(EXERCISE BRIEF)
Repeat the records below exactly, leaving out any pictures.

Records from a dataset:
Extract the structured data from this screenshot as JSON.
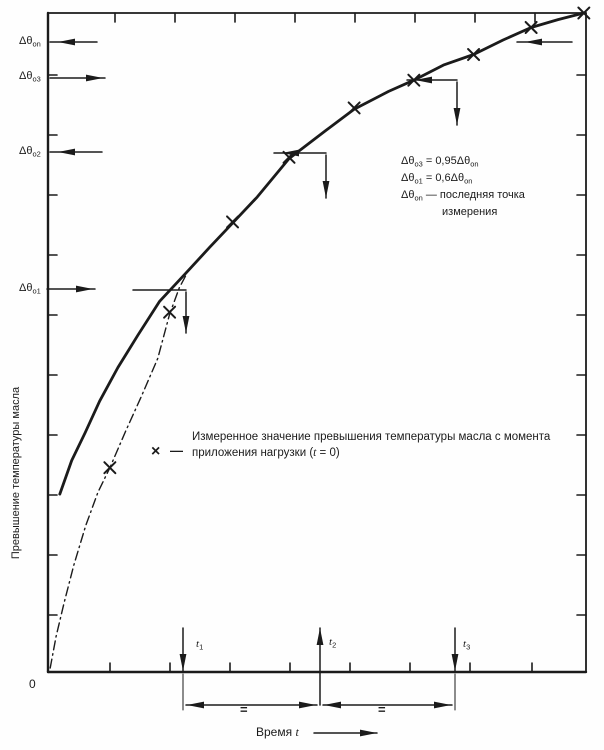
{
  "figure": {
    "background": "#fefefe",
    "ink": "#1b1b1b",
    "origin_label": "0"
  },
  "y_axis": {
    "title": "Превышение температуры масла",
    "labels": [
      [
        {
          "t": "Δθ"
        },
        {
          "t": "оn",
          "sub": true
        }
      ],
      [
        {
          "t": "Δθ"
        },
        {
          "t": "о3",
          "sub": true
        }
      ],
      [
        {
          "t": "Δθ"
        },
        {
          "t": "о2",
          "sub": true
        }
      ],
      [
        {
          "t": "Δθ"
        },
        {
          "t": "о1",
          "sub": true
        }
      ]
    ]
  },
  "x_axis": {
    "title": [
      {
        "t": "Время "
      },
      {
        "t": "t",
        "italic": true
      }
    ],
    "time_labels": [
      [
        {
          "t": "t",
          "italic": true
        },
        {
          "t": "1",
          "sub": true
        }
      ],
      [
        {
          "t": "t",
          "italic": true
        },
        {
          "t": "2",
          "sub": true
        }
      ],
      [
        {
          "t": "t",
          "italic": true
        },
        {
          "t": "3",
          "sub": true
        }
      ]
    ],
    "equal_marks": [
      "=",
      "="
    ]
  },
  "annotation": {
    "line1": [
      {
        "t": "Δθ"
      },
      {
        "t": "о3",
        "sub": true
      },
      {
        "t": " = 0,95Δθ"
      },
      {
        "t": "оn",
        "sub": true
      }
    ],
    "line2": [
      {
        "t": "Δθ"
      },
      {
        "t": "о1",
        "sub": true
      },
      {
        "t": " = 0,6Δθ"
      },
      {
        "t": "оn",
        "sub": true
      }
    ],
    "line3": [
      {
        "t": "Δθ"
      },
      {
        "t": "оn",
        "sub": true
      },
      {
        "t": " — последняя точка"
      }
    ],
    "line4": "измерения"
  },
  "legend": {
    "marker": "×",
    "dash": "—",
    "line1": "Измеренное значение превышения температуры масла с момента",
    "line2": [
      {
        "t": "приложения нагрузки ("
      },
      {
        "t": "t",
        "italic": true
      },
      {
        "t": " = 0)"
      }
    ]
  },
  "chart_data": {
    "type": "line",
    "title": "",
    "xlabel": "Время t",
    "ylabel": "Превышение температуры масла",
    "axis_note": "Оси без числовой шкалы; значения нормированы: x = доля ширины оси времени, v = Δθ/Δθоn",
    "grid": false,
    "legend_position": "center",
    "series": [
      {
        "name": "Сглаженная кривая превышения температуры масла",
        "style": "solid",
        "points": [
          [
            0.022,
            0.27
          ],
          [
            0.044,
            0.321
          ],
          [
            0.069,
            0.363
          ],
          [
            0.096,
            0.411
          ],
          [
            0.13,
            0.462
          ],
          [
            0.167,
            0.511
          ],
          [
            0.207,
            0.562
          ],
          [
            0.256,
            0.605
          ],
          [
            0.3,
            0.644
          ],
          [
            0.343,
            0.681
          ],
          [
            0.389,
            0.721
          ],
          [
            0.448,
            0.779
          ],
          [
            0.517,
            0.822
          ],
          [
            0.569,
            0.854
          ],
          [
            0.633,
            0.881
          ],
          [
            0.68,
            0.898
          ],
          [
            0.735,
            0.921
          ],
          [
            0.791,
            0.937
          ],
          [
            0.846,
            0.959
          ],
          [
            0.898,
            0.978
          ],
          [
            0.948,
            0.99
          ],
          [
            0.996,
            1.0
          ]
        ]
      },
      {
        "name": "Измеренная кривая с момента приложения нагрузки (штрихпунктир)",
        "style": "dash-dot",
        "points": [
          [
            0.004,
            0.006
          ],
          [
            0.015,
            0.054
          ],
          [
            0.03,
            0.105
          ],
          [
            0.048,
            0.162
          ],
          [
            0.07,
            0.222
          ],
          [
            0.093,
            0.273
          ],
          [
            0.115,
            0.31
          ],
          [
            0.144,
            0.365
          ],
          [
            0.174,
            0.419
          ],
          [
            0.204,
            0.476
          ],
          [
            0.226,
            0.543
          ],
          [
            0.244,
            0.583
          ],
          [
            0.257,
            0.603
          ]
        ]
      },
      {
        "name": "Измеренные значения (×)",
        "style": "x-markers",
        "points": [
          [
            0.115,
            0.31
          ],
          [
            0.226,
            0.546
          ],
          [
            0.343,
            0.683
          ],
          [
            0.448,
            0.781
          ],
          [
            0.569,
            0.856
          ],
          [
            0.68,
            0.898
          ],
          [
            0.791,
            0.937
          ],
          [
            0.898,
            0.978
          ],
          [
            0.996,
            1.0
          ]
        ]
      }
    ],
    "reference_levels": [
      {
        "label": "Δθоn",
        "v": 1.0
      },
      {
        "label": "Δθо3",
        "v": 0.943
      },
      {
        "label": "Δθо2",
        "v": 0.825
      },
      {
        "label": "Δθо1",
        "v": 0.607
      }
    ],
    "time_marks": [
      {
        "label": "t1",
        "x": 0.251
      },
      {
        "label": "t2",
        "x": 0.506
      },
      {
        "label": "t3",
        "x": 0.757
      }
    ],
    "relations": [
      "Δθо3 = 0,95Δθоn",
      "Δθо1 = 0,6Δθоn",
      "Δθоn — последняя точка измерения",
      "t2 − t1 = t3 − t2"
    ]
  }
}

(RESPONSE)
Extract the structured data from this screenshot as JSON.
{
  "figure": {
    "background": "#fefefe",
    "ink": "#1b1b1b",
    "origin_label": "0"
  },
  "y_axis": {
    "title": "Превышение температуры масла",
    "labels": [
      [
        {
          "t": "Δθ"
        },
        {
          "t": "оn",
          "sub": true
        }
      ],
      [
        {
          "t": "Δθ"
        },
        {
          "t": "о3",
          "sub": true
        }
      ],
      [
        {
          "t": "Δθ"
        },
        {
          "t": "о2",
          "sub": true
        }
      ],
      [
        {
          "t": "Δθ"
        },
        {
          "t": "о1",
          "sub": true
        }
      ]
    ]
  },
  "x_axis": {
    "title": [
      {
        "t": "Время "
      },
      {
        "t": "t",
        "italic": true
      }
    ],
    "time_labels": [
      [
        {
          "t": "t",
          "italic": true
        },
        {
          "t": "1",
          "sub": true
        }
      ],
      [
        {
          "t": "t",
          "italic": true
        },
        {
          "t": "2",
          "sub": true
        }
      ],
      [
        {
          "t": "t",
          "italic": true
        },
        {
          "t": "3",
          "sub": true
        }
      ]
    ],
    "equal_marks": [
      "=",
      "="
    ]
  },
  "annotation": {
    "line1": [
      {
        "t": "Δθ"
      },
      {
        "t": "о3",
        "sub": true
      },
      {
        "t": " = 0,95Δθ"
      },
      {
        "t": "оn",
        "sub": true
      }
    ],
    "line2": [
      {
        "t": "Δθ"
      },
      {
        "t": "о1",
        "sub": true
      },
      {
        "t": " = 0,6Δθ"
      },
      {
        "t": "оn",
        "sub": true
      }
    ],
    "line3": [
      {
        "t": "Δθ"
      },
      {
        "t": "оn",
        "sub": true
      },
      {
        "t": " — последняя точка"
      }
    ],
    "line4": "измерения"
  },
  "legend": {
    "marker": "×",
    "dash": "—",
    "line1": "Измеренное значение превышения температуры масла с момента",
    "line2": [
      {
        "t": "приложения нагрузки ("
      },
      {
        "t": "t",
        "italic": true
      },
      {
        "t": " = 0)"
      }
    ]
  },
  "chart_data": {
    "type": "line",
    "title": "",
    "xlabel": "Время t",
    "ylabel": "Превышение температуры масла",
    "axis_note": "Оси без числовой шкалы; значения нормированы: x = доля ширины оси времени, v = Δθ/Δθоn",
    "grid": false,
    "legend_position": "center",
    "series": [
      {
        "name": "Сглаженная кривая превышения температуры масла",
        "style": "solid",
        "points": [
          [
            0.022,
            0.27
          ],
          [
            0.044,
            0.321
          ],
          [
            0.069,
            0.363
          ],
          [
            0.096,
            0.411
          ],
          [
            0.13,
            0.462
          ],
          [
            0.167,
            0.511
          ],
          [
            0.207,
            0.562
          ],
          [
            0.256,
            0.605
          ],
          [
            0.3,
            0.644
          ],
          [
            0.343,
            0.681
          ],
          [
            0.389,
            0.721
          ],
          [
            0.448,
            0.779
          ],
          [
            0.517,
            0.822
          ],
          [
            0.569,
            0.854
          ],
          [
            0.633,
            0.881
          ],
          [
            0.68,
            0.898
          ],
          [
            0.735,
            0.921
          ],
          [
            0.791,
            0.937
          ],
          [
            0.846,
            0.959
          ],
          [
            0.898,
            0.978
          ],
          [
            0.948,
            0.99
          ],
          [
            0.996,
            1.0
          ]
        ]
      },
      {
        "name": "Измеренная кривая с момента приложения нагрузки (штрихпунктир)",
        "style": "dash-dot",
        "points": [
          [
            0.004,
            0.006
          ],
          [
            0.015,
            0.054
          ],
          [
            0.03,
            0.105
          ],
          [
            0.048,
            0.162
          ],
          [
            0.07,
            0.222
          ],
          [
            0.093,
            0.273
          ],
          [
            0.115,
            0.31
          ],
          [
            0.144,
            0.365
          ],
          [
            0.174,
            0.419
          ],
          [
            0.204,
            0.476
          ],
          [
            0.226,
            0.543
          ],
          [
            0.244,
            0.583
          ],
          [
            0.257,
            0.603
          ]
        ]
      },
      {
        "name": "Измеренные значения (×)",
        "style": "x-markers",
        "points": [
          [
            0.115,
            0.31
          ],
          [
            0.226,
            0.546
          ],
          [
            0.343,
            0.683
          ],
          [
            0.448,
            0.781
          ],
          [
            0.569,
            0.856
          ],
          [
            0.68,
            0.898
          ],
          [
            0.791,
            0.937
          ],
          [
            0.898,
            0.978
          ],
          [
            0.996,
            1.0
          ]
        ]
      }
    ],
    "reference_levels": [
      {
        "label": "Δθоn",
        "v": 1.0
      },
      {
        "label": "Δθо3",
        "v": 0.943
      },
      {
        "label": "Δθо2",
        "v": 0.825
      },
      {
        "label": "Δθо1",
        "v": 0.607
      }
    ],
    "time_marks": [
      {
        "label": "t1",
        "x": 0.251
      },
      {
        "label": "t2",
        "x": 0.506
      },
      {
        "label": "t3",
        "x": 0.757
      }
    ],
    "relations": [
      "Δθо3 = 0,95Δθоn",
      "Δθо1 = 0,6Δθоn",
      "Δθоn — последняя точка измерения",
      "t2 − t1 = t3 − t2"
    ]
  }
}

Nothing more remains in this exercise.